***** Excerpted records

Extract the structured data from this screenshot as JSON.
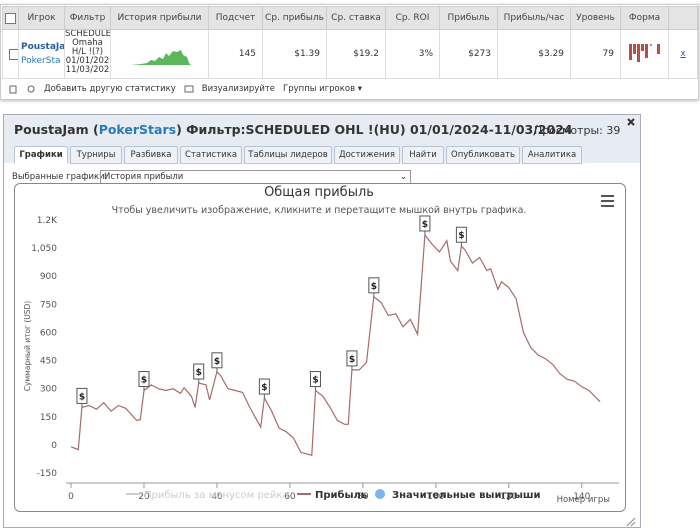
{
  "table": {
    "headers": [
      "Игрок",
      "Фильтр",
      "История прибыли",
      "Подсчет",
      "Ср. прибыль",
      "Ср. ставка",
      "Ср. ROI",
      "Прибыль",
      "Прибыль/час",
      "Уровень",
      "Форма"
    ],
    "row": {
      "player": "PoustaJa",
      "site": "PokerSta",
      "filter": [
        "SCHEDULED",
        "Omaha",
        "H/L !(?)",
        "01/01/202",
        "11/03/202"
      ],
      "count": "145",
      "avg_profit": "$1.39",
      "avg_stake": "$19.2",
      "avg_roi": "3%",
      "profit": "$273",
      "profit_hour": "$3.29",
      "level": "79",
      "remove": "x"
    }
  },
  "toolbar": {
    "add_stat": "Добавить другую статистику",
    "visualize": "Визуализируйте",
    "groups": "Группы игроков ▾"
  },
  "panel": {
    "title_parts": [
      "PoustaJam (",
      "PokerStars",
      ") Фильтр:SCHEDULED OHL !(HU) 01/01/2024-11/03/2024"
    ],
    "views": "Просмотры: 39",
    "tabs": [
      "Графики",
      "Турниры",
      "Разбивка",
      "Статистика",
      "Таблицы лидеров",
      "Достижения",
      "Найти",
      "Опубликовать",
      "Аналитика"
    ],
    "select_label": "Выбранные графики:",
    "select_value": "История прибыли"
  },
  "chart_data": {
    "type": "line",
    "title": "Общая прибыль",
    "subtitle": "Чтобы увеличить изображение, кликните и перетащите мышкой внутрь графика.",
    "ylabel": "Суммарный итог (USD)",
    "xlabel": "Номер игры",
    "xlim": [
      0,
      148
    ],
    "ylim": [
      -150,
      1200
    ],
    "xticks": [
      0,
      20,
      40,
      60,
      80,
      100,
      120,
      140
    ],
    "yticks": [
      -150,
      0,
      150,
      300,
      450,
      600,
      750,
      900,
      {
        "value": 1050,
        "label": "1,050"
      },
      {
        "value": 1200,
        "label": "1.2K"
      }
    ],
    "series": [
      {
        "name": "Прибыль за минусом рейка",
        "color": "#cccccc",
        "visible": false
      },
      {
        "name": "Прибыль",
        "color": "#a86a6a",
        "x": [
          0,
          2,
          3,
          5,
          7,
          9,
          11,
          13,
          15,
          18,
          19,
          20,
          22,
          24,
          26,
          28,
          30,
          31,
          33,
          34,
          35,
          37,
          38,
          40,
          41,
          43,
          45,
          47,
          49,
          52,
          53,
          55,
          57,
          59,
          61,
          63,
          66,
          67,
          69,
          71,
          73,
          75,
          76,
          77,
          79,
          81,
          83,
          85,
          87,
          89,
          91,
          93,
          95,
          97,
          99,
          101,
          103,
          104,
          106,
          107,
          108,
          110,
          112,
          114,
          115,
          117,
          118,
          120,
          122,
          124,
          126,
          128,
          130,
          132,
          134,
          136,
          138,
          140,
          142,
          145
        ],
        "values": [
          -10,
          -25,
          200,
          210,
          190,
          225,
          180,
          210,
          195,
          130,
          135,
          290,
          320,
          300,
          290,
          300,
          275,
          305,
          260,
          200,
          330,
          320,
          240,
          390,
          370,
          300,
          290,
          280,
          200,
          95,
          250,
          180,
          90,
          70,
          35,
          -40,
          -55,
          290,
          260,
          200,
          130,
          110,
          110,
          400,
          400,
          440,
          790,
          760,
          690,
          700,
          630,
          670,
          590,
          1120,
          1070,
          1030,
          1090,
          980,
          930,
          1060,
          1040,
          970,
          1000,
          930,
          940,
          830,
          870,
          840,
          780,
          600,
          520,
          480,
          460,
          430,
          380,
          350,
          340,
          310,
          290,
          230
        ]
      },
      {
        "name": "Значительные выигрыши",
        "color": "#7cb5ec",
        "marker_label": "$",
        "x": [
          3,
          20,
          35,
          40,
          53,
          67,
          77,
          83,
          97,
          107
        ],
        "values": [
          200,
          290,
          330,
          390,
          250,
          290,
          400,
          790,
          1120,
          1060
        ]
      }
    ]
  }
}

**********

▸ What needs to be done: Quote the entries in full. Any image among them is to be omitted from the copy.

▸ Result:
Extract the structured data from this screenshot as JSON.
{
  "table": {
    "headers": [
      "Игрок",
      "Фильтр",
      "История прибыли",
      "Подсчет",
      "Ср. прибыль",
      "Ср. ставка",
      "Ср. ROI",
      "Прибыль",
      "Прибыль/час",
      "Уровень",
      "Форма"
    ],
    "row": {
      "player": "PoustaJa",
      "site": "PokerSta",
      "filter": [
        "SCHEDULED",
        "Omaha",
        "H/L !(?)",
        "01/01/202",
        "11/03/202"
      ],
      "count": "145",
      "avg_profit": "$1.39",
      "avg_stake": "$19.2",
      "avg_roi": "3%",
      "profit": "$273",
      "profit_hour": "$3.29",
      "level": "79",
      "remove": "x"
    }
  },
  "toolbar": {
    "add_stat": "Добавить другую статистику",
    "visualize": "Визуализируйте",
    "groups": "Группы игроков ▾"
  },
  "panel": {
    "title_parts": [
      "PoustaJam (",
      "PokerStars",
      ") Фильтр:SCHEDULED OHL !(HU) 01/01/2024-11/03/2024"
    ],
    "views": "Просмотры: 39",
    "tabs": [
      "Графики",
      "Турниры",
      "Разбивка",
      "Статистика",
      "Таблицы лидеров",
      "Достижения",
      "Найти",
      "Опубликовать",
      "Аналитика"
    ],
    "select_label": "Выбранные графики:",
    "select_value": "История прибыли"
  },
  "chart_data": {
    "type": "line",
    "title": "Общая прибыль",
    "subtitle": "Чтобы увеличить изображение, кликните и перетащите мышкой внутрь графика.",
    "ylabel": "Суммарный итог (USD)",
    "xlabel": "Номер игры",
    "xlim": [
      0,
      148
    ],
    "ylim": [
      -150,
      1200
    ],
    "xticks": [
      0,
      20,
      40,
      60,
      80,
      100,
      120,
      140
    ],
    "yticks": [
      -150,
      0,
      150,
      300,
      450,
      600,
      750,
      900,
      {
        "value": 1050,
        "label": "1,050"
      },
      {
        "value": 1200,
        "label": "1.2K"
      }
    ],
    "series": [
      {
        "name": "Прибыль за минусом рейка",
        "color": "#cccccc",
        "visible": false
      },
      {
        "name": "Прибыль",
        "color": "#a86a6a",
        "x": [
          0,
          2,
          3,
          5,
          7,
          9,
          11,
          13,
          15,
          18,
          19,
          20,
          22,
          24,
          26,
          28,
          30,
          31,
          33,
          34,
          35,
          37,
          38,
          40,
          41,
          43,
          45,
          47,
          49,
          52,
          53,
          55,
          57,
          59,
          61,
          63,
          66,
          67,
          69,
          71,
          73,
          75,
          76,
          77,
          79,
          81,
          83,
          85,
          87,
          89,
          91,
          93,
          95,
          97,
          99,
          101,
          103,
          104,
          106,
          107,
          108,
          110,
          112,
          114,
          115,
          117,
          118,
          120,
          122,
          124,
          126,
          128,
          130,
          132,
          134,
          136,
          138,
          140,
          142,
          145
        ],
        "values": [
          -10,
          -25,
          200,
          210,
          190,
          225,
          180,
          210,
          195,
          130,
          135,
          290,
          320,
          300,
          290,
          300,
          275,
          305,
          260,
          200,
          330,
          320,
          240,
          390,
          370,
          300,
          290,
          280,
          200,
          95,
          250,
          180,
          90,
          70,
          35,
          -40,
          -55,
          290,
          260,
          200,
          130,
          110,
          110,
          400,
          400,
          440,
          790,
          760,
          690,
          700,
          630,
          670,
          590,
          1120,
          1070,
          1030,
          1090,
          980,
          930,
          1060,
          1040,
          970,
          1000,
          930,
          940,
          830,
          870,
          840,
          780,
          600,
          520,
          480,
          460,
          430,
          380,
          350,
          340,
          310,
          290,
          230
        ]
      },
      {
        "name": "Значительные выигрыши",
        "color": "#7cb5ec",
        "marker_label": "$",
        "x": [
          3,
          20,
          35,
          40,
          53,
          67,
          77,
          83,
          97,
          107
        ],
        "values": [
          200,
          290,
          330,
          390,
          250,
          290,
          400,
          790,
          1120,
          1060
        ]
      }
    ]
  }
}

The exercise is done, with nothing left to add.